Material to process start
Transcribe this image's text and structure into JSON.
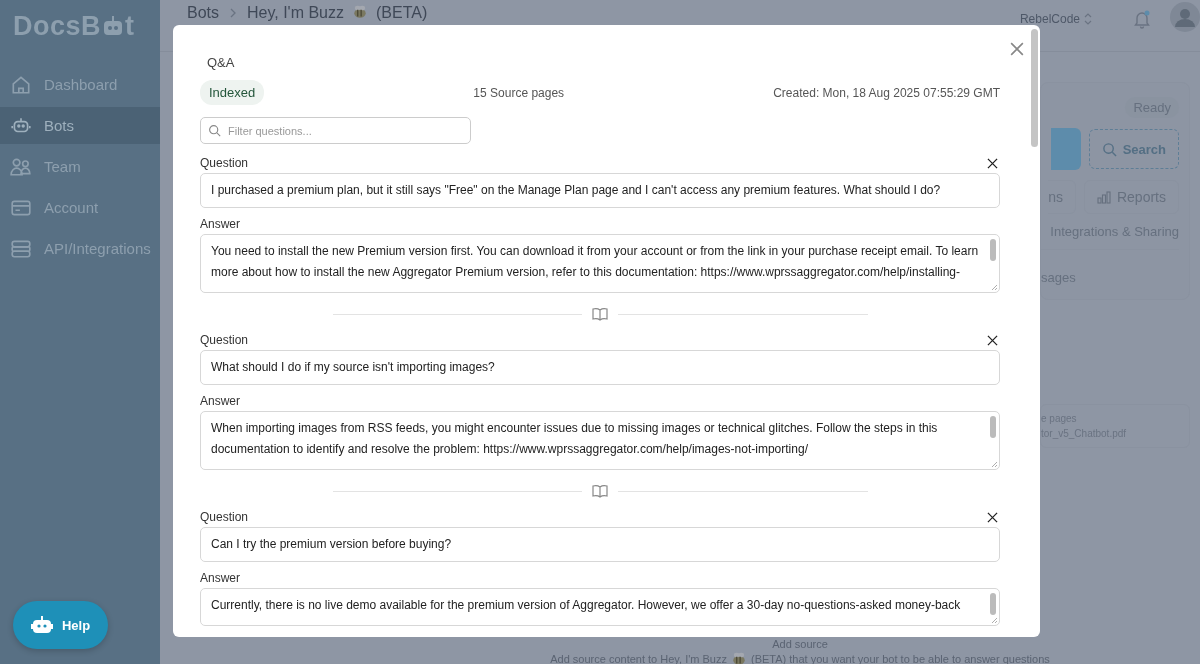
{
  "sidebar": {
    "logo_start": "DocsB",
    "logo_end": "t",
    "items": [
      {
        "label": "Dashboard",
        "selected": false
      },
      {
        "label": "Bots",
        "selected": true
      },
      {
        "label": "Team",
        "selected": false
      },
      {
        "label": "Account",
        "selected": false
      },
      {
        "label": "API/Integrations",
        "selected": false
      }
    ]
  },
  "header": {
    "crumb_parent": "Bots",
    "crumb_current": "Hey, I'm Buzz",
    "crumb_suffix": "(BETA)",
    "team": "RebelCode"
  },
  "bot_panel": {
    "status": "Ready",
    "search_button": "Search",
    "buttons": [
      "ns",
      "Reports"
    ],
    "link": "Integrations & Sharing",
    "section": "sages"
  },
  "sources_card": {
    "lines": [
      "e pages",
      "tor_v5_Chatbot.pdf"
    ]
  },
  "add_source": {
    "title": "Add source",
    "description_start": "Add source content to Hey, I'm Buzz",
    "description_end": "(BETA) that you want your bot to be able to answer questions"
  },
  "help_button": "Help",
  "modal": {
    "title": "Q&A",
    "status": "Indexed",
    "pages": "15 Source pages",
    "created": "Created: Mon, 18 Aug 2025 07:55:29 GMT",
    "filter_placeholder": "Filter questions...",
    "pairs": [
      {
        "question_label": "Question",
        "question": "I purchased a premium plan, but it still says \"Free\" on the Manage Plan page and I can't access any premium features. What should I do?",
        "answer_label": "Answer",
        "answer": "You need to install the new Premium version first. You can download it from your account or from the link in your purchase receipt email. To learn more about how to install the new Aggregator Premium version, refer to this documentation: https://www.wprssaggregator.com/help/installing-"
      },
      {
        "question_label": "Question",
        "question": "What should I do if my source isn't importing images?",
        "answer_label": "Answer",
        "answer": "When importing images from RSS feeds, you might encounter issues due to missing images or technical glitches. Follow the steps in this documentation to identify and resolve the problem: https://www.wprssaggregator.com/help/images-not-importing/"
      },
      {
        "question_label": "Question",
        "question": "Can I try the premium version before buying?",
        "answer_label": "Answer",
        "answer": "Currently, there is no live demo available for the premium version of Aggregator. However, we offer a 30-day no-questions-asked money-back"
      }
    ]
  }
}
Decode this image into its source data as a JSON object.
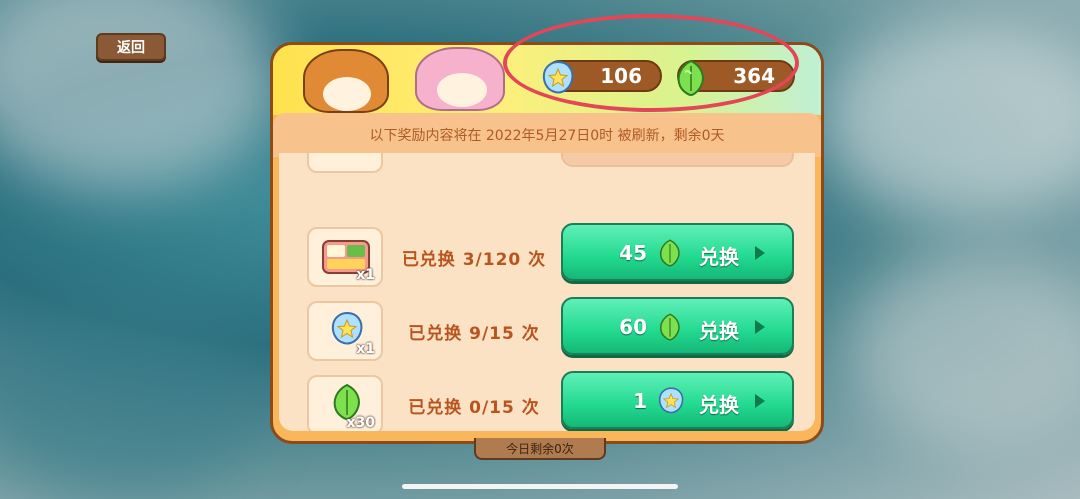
{
  "nav": {
    "back_label": "返回"
  },
  "currencies": [
    {
      "icon": "blue-crystal-icon",
      "amount": "106"
    },
    {
      "icon": "green-leaf-gem-icon",
      "amount": "364"
    }
  ],
  "notice": "以下奖励内容将在 2022年5月27日0时 被刷新，剩余0天",
  "exchange_label": "兑换",
  "items": [
    {
      "icon": "lunchbox-icon",
      "qty": "x1",
      "status": "已兑换  3/120  次",
      "cost": "45",
      "cost_icon": "green-leaf-gem-icon"
    },
    {
      "icon": "blue-crystal-icon",
      "qty": "x1",
      "status": "已兑换  9/15  次",
      "cost": "60",
      "cost_icon": "green-leaf-gem-icon"
    },
    {
      "icon": "green-leaf-gem-icon",
      "qty": "x30",
      "status": "已兑换  0/15  次",
      "cost": "1",
      "cost_icon": "blue-crystal-icon"
    }
  ],
  "bottom_tab": "今日剩余0次",
  "colors": {
    "accent_green": "#22d98f",
    "panel_orange": "#f9b65a",
    "highlight_red": "#e24657",
    "text_brown": "#b8551f"
  }
}
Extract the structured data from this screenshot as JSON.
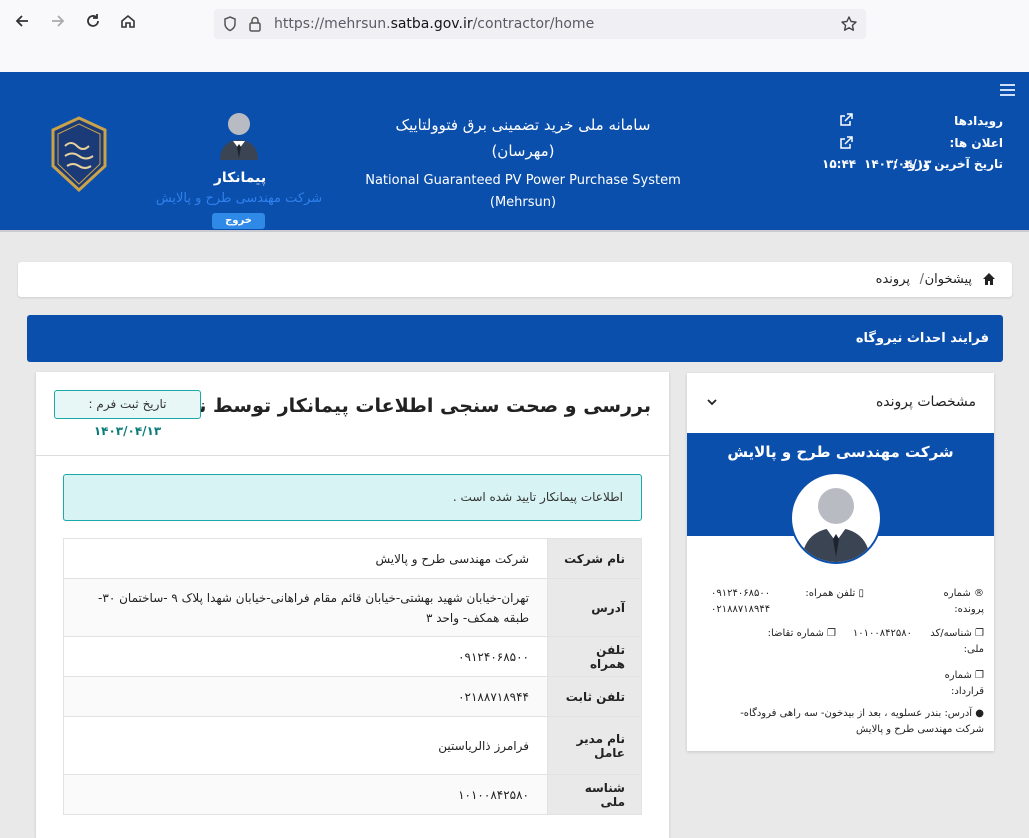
{
  "browser": {
    "url_prefix": "https://mehrsun.",
    "url_domain": "satba.gov.ir",
    "url_path": "/contractor/home"
  },
  "header": {
    "system_title_fa_line1": "سامانه ملی خرید تضمینی برق فتوولتاییک",
    "system_title_fa_line2": "(مهرسان)",
    "system_title_en_line1": "National Guaranteed PV Power Purchase System",
    "system_title_en_line2": "(Mehrsun)",
    "user_role": "پیمانکار",
    "user_company": "شرکت مهندسی طرح و پالایش",
    "logout_label": "خروج",
    "events_label": "رویدادها",
    "announcements_label": "اعلان ها:",
    "last_login_label": "تاریخ آخرین ورود :",
    "last_login_date": "۱۴۰۳/۰۴/۱۳",
    "last_login_time": "۱۵:۴۴"
  },
  "breadcrumb": {
    "home": "پیشخوان",
    "separator": "/",
    "current": "پرونده"
  },
  "process": {
    "title": "فرایند احداث نیروگاه"
  },
  "main": {
    "title": "بررسی و صحت سنجی اطلاعات پیمانکار توسط ناظر",
    "reg_date_label": "تاریخ ثبت فرم :",
    "reg_date_value": "۱۴۰۳/۰۴/۱۳",
    "alert_text": "اطلاعات پیمانکار تایید شده است .",
    "rows": [
      {
        "label": "نام شرکت",
        "value": "شرکت مهندسی طرح و پالایش"
      },
      {
        "label": "آدرس",
        "value": "تهران-خیابان شهید بهشتی-خیابان قائم مقام فراهانی-خیابان شهدا پلاک ۹ -ساختمان ۳۰-طبقه همکف- واحد ۳"
      },
      {
        "label": "تلفن همراه",
        "value": "۰۹۱۲۴۰۶۸۵۰۰"
      },
      {
        "label": "تلفن ثابت",
        "value": "۰۲۱۸۸۷۱۸۹۴۴"
      },
      {
        "label": "نام مدیر عامل",
        "value": "فرامرز ذالریاستین"
      },
      {
        "label": "شناسه ملی",
        "value": "۱۰۱۰۰۸۴۲۵۸۰"
      }
    ]
  },
  "side": {
    "title": "مشخصات پرونده",
    "company": "شرکت مهندسی طرح و پالایش",
    "file_number_label": "شماره پرونده:",
    "mobile_label": "تلفن همراه:",
    "mobile_value": "۰۹۱۲۴۰۶۸۵۰۰",
    "phone_value": "۰۲۱۸۸۷۱۸۹۴۴",
    "national_id_label": "شناسه/کد ملی:",
    "national_id_value": "۱۰۱۰۰۸۴۲۵۸۰",
    "request_number_label": "شماره تقاضا:",
    "contract_number_label": "شماره قرارداد:",
    "address_label": "آدرس:",
    "address_value": "بندر عسلویه ، بعد از بیدخون- سه راهی فرودگاه- شرکت مهندسی طرح و پالایش"
  }
}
Material to process end
What to produce -
The pictures should not appear in the copy; every other part of the records above must be returned exactly.

Task output -
Transcribe this image's text and structure into JSON.
{
  "sidebar": {
    "logo_start": "DocsB",
    "logo_end": "t",
    "items": [
      {
        "label": "Dashboard",
        "selected": false
      },
      {
        "label": "Bots",
        "selected": true
      },
      {
        "label": "Team",
        "selected": false
      },
      {
        "label": "Account",
        "selected": false
      },
      {
        "label": "API/Integrations",
        "selected": false
      }
    ]
  },
  "header": {
    "crumb_parent": "Bots",
    "crumb_current": "Hey, I'm Buzz",
    "crumb_suffix": "(BETA)",
    "team": "RebelCode"
  },
  "bot_panel": {
    "status": "Ready",
    "search_button": "Search",
    "buttons": [
      "ns",
      "Reports"
    ],
    "link": "Integrations & Sharing",
    "section": "sages"
  },
  "sources_card": {
    "lines": [
      "e pages",
      "tor_v5_Chatbot.pdf"
    ]
  },
  "add_source": {
    "title": "Add source",
    "description_start": "Add source content to Hey, I'm Buzz",
    "description_end": "(BETA) that you want your bot to be able to answer questions"
  },
  "help_button": "Help",
  "modal": {
    "title": "Q&A",
    "status": "Indexed",
    "pages": "15 Source pages",
    "created": "Created: Mon, 18 Aug 2025 07:55:29 GMT",
    "filter_placeholder": "Filter questions...",
    "pairs": [
      {
        "question_label": "Question",
        "question": "I purchased a premium plan, but it still says \"Free\" on the Manage Plan page and I can't access any premium features. What should I do?",
        "answer_label": "Answer",
        "answer": "You need to install the new Premium version first. You can download it from your account or from the link in your purchase receipt email. To learn more about how to install the new Aggregator Premium version, refer to this documentation: https://www.wprssaggregator.com/help/installing-"
      },
      {
        "question_label": "Question",
        "question": "What should I do if my source isn't importing images?",
        "answer_label": "Answer",
        "answer": "When importing images from RSS feeds, you might encounter issues due to missing images or technical glitches. Follow the steps in this documentation to identify and resolve the problem: https://www.wprssaggregator.com/help/images-not-importing/"
      },
      {
        "question_label": "Question",
        "question": "Can I try the premium version before buying?",
        "answer_label": "Answer",
        "answer": "Currently, there is no live demo available for the premium version of Aggregator. However, we offer a 30-day no-questions-asked money-back"
      }
    ]
  }
}
Decode this image into its source data as a JSON object.
{
  "nav": {
    "back_label": "返回"
  },
  "currencies": [
    {
      "icon": "blue-crystal-icon",
      "amount": "106"
    },
    {
      "icon": "green-leaf-gem-icon",
      "amount": "364"
    }
  ],
  "notice": "以下奖励内容将在 2022年5月27日0时 被刷新，剩余0天",
  "exchange_label": "兑换",
  "items": [
    {
      "icon": "lunchbox-icon",
      "qty": "x1",
      "status": "已兑换  3/120  次",
      "cost": "45",
      "cost_icon": "green-leaf-gem-icon"
    },
    {
      "icon": "blue-crystal-icon",
      "qty": "x1",
      "status": "已兑换  9/15  次",
      "cost": "60",
      "cost_icon": "green-leaf-gem-icon"
    },
    {
      "icon": "green-leaf-gem-icon",
      "qty": "x30",
      "status": "已兑换  0/15  次",
      "cost": "1",
      "cost_icon": "blue-crystal-icon"
    }
  ],
  "bottom_tab": "今日剩余0次",
  "colors": {
    "accent_green": "#22d98f",
    "panel_orange": "#f9b65a",
    "highlight_red": "#e24657",
    "text_brown": "#b8551f"
  }
}
Extract the structured data from this screenshot as JSON.
{
  "browser": {
    "url_prefix": "https://mehrsun.",
    "url_domain": "satba.gov.ir",
    "url_path": "/contractor/home"
  },
  "header": {
    "system_title_fa_line1": "سامانه ملی خرید تضمینی برق فتوولتاییک",
    "system_title_fa_line2": "(مهرسان)",
    "system_title_en_line1": "National Guaranteed PV Power Purchase System",
    "system_title_en_line2": "(Mehrsun)",
    "user_role": "پیمانکار",
    "user_company": "شرکت مهندسی طرح و پالایش",
    "logout_label": "خروج",
    "events_label": "رویدادها",
    "announcements_label": "اعلان ها:",
    "last_login_label": "تاریخ آخرین ورود :",
    "last_login_date": "۱۴۰۳/۰۴/۱۳",
    "last_login_time": "۱۵:۴۴"
  },
  "breadcrumb": {
    "home": "پیشخوان",
    "separator": "/",
    "current": "پرونده"
  },
  "process": {
    "title": "فرایند احداث نیروگاه"
  },
  "main": {
    "title": "بررسی و صحت سنجی اطلاعات پیمانکار توسط ناظر",
    "reg_date_label": "تاریخ ثبت فرم :",
    "reg_date_value": "۱۴۰۳/۰۴/۱۳",
    "alert_text": "اطلاعات پیمانکار تایید شده است .",
    "rows": [
      {
        "label": "نام شرکت",
        "value": "شرکت مهندسی طرح و پالایش"
      },
      {
        "label": "آدرس",
        "value": "تهران-خیابان شهید بهشتی-خیابان قائم مقام فراهانی-خیابان شهدا پلاک ۹ -ساختمان ۳۰-طبقه همکف- واحد ۳"
      },
      {
        "label": "تلفن همراه",
        "value": "۰۹۱۲۴۰۶۸۵۰۰"
      },
      {
        "label": "تلفن ثابت",
        "value": "۰۲۱۸۸۷۱۸۹۴۴"
      },
      {
        "label": "نام مدیر عامل",
        "value": "فرامرز ذالریاستین"
      },
      {
        "label": "شناسه ملی",
        "value": "۱۰۱۰۰۸۴۲۵۸۰"
      }
    ]
  },
  "side": {
    "title": "مشخصات پرونده",
    "company": "شرکت مهندسی طرح و پالایش",
    "file_number_label": "شماره پرونده:",
    "mobile_label": "تلفن همراه:",
    "mobile_value": "۰۹۱۲۴۰۶۸۵۰۰",
    "phone_value": "۰۲۱۸۸۷۱۸۹۴۴",
    "national_id_label": "شناسه/کد ملی:",
    "national_id_value": "۱۰۱۰۰۸۴۲۵۸۰",
    "request_number_label": "شماره تقاضا:",
    "contract_number_label": "شماره قرارداد:",
    "address_label": "آدرس:",
    "address_value": "بندر عسلویه ، بعد از بیدخون- سه راهی فرودگاه- شرکت مهندسی طرح و پالایش"
  }
}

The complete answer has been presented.